* _WHAT IS ASKED_
Leave out the pictures and copy everything else in the entries exactly.

====

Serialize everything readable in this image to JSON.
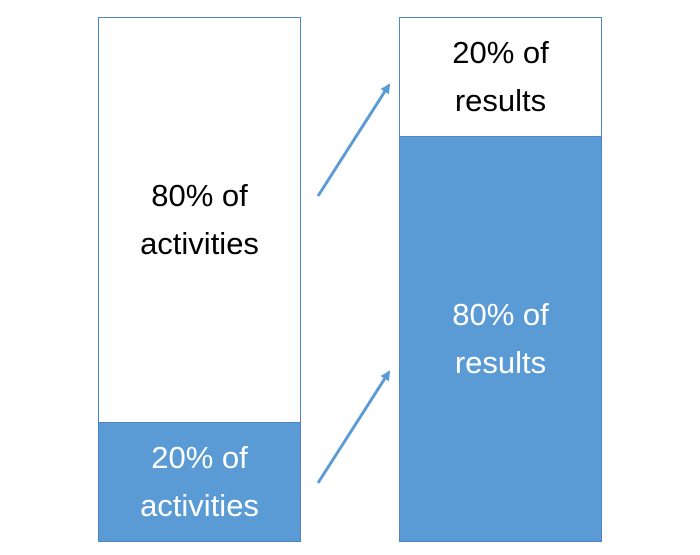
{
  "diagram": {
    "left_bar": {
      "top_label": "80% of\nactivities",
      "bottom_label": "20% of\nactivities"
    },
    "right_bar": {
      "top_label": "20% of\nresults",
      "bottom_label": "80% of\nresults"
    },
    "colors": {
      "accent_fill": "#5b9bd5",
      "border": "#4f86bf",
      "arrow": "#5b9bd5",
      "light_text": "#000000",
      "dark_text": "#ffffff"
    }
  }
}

====

* _ANSWER TO THE PROBLEM_
Serialize everything readable in this image to JSON.
{
  "diagram": {
    "left_bar": {
      "top_label": "80% of\nactivities",
      "bottom_label": "20% of\nactivities"
    },
    "right_bar": {
      "top_label": "20% of\nresults",
      "bottom_label": "80% of\nresults"
    },
    "colors": {
      "accent_fill": "#5b9bd5",
      "border": "#4f86bf",
      "arrow": "#5b9bd5",
      "light_text": "#000000",
      "dark_text": "#ffffff"
    }
  }
}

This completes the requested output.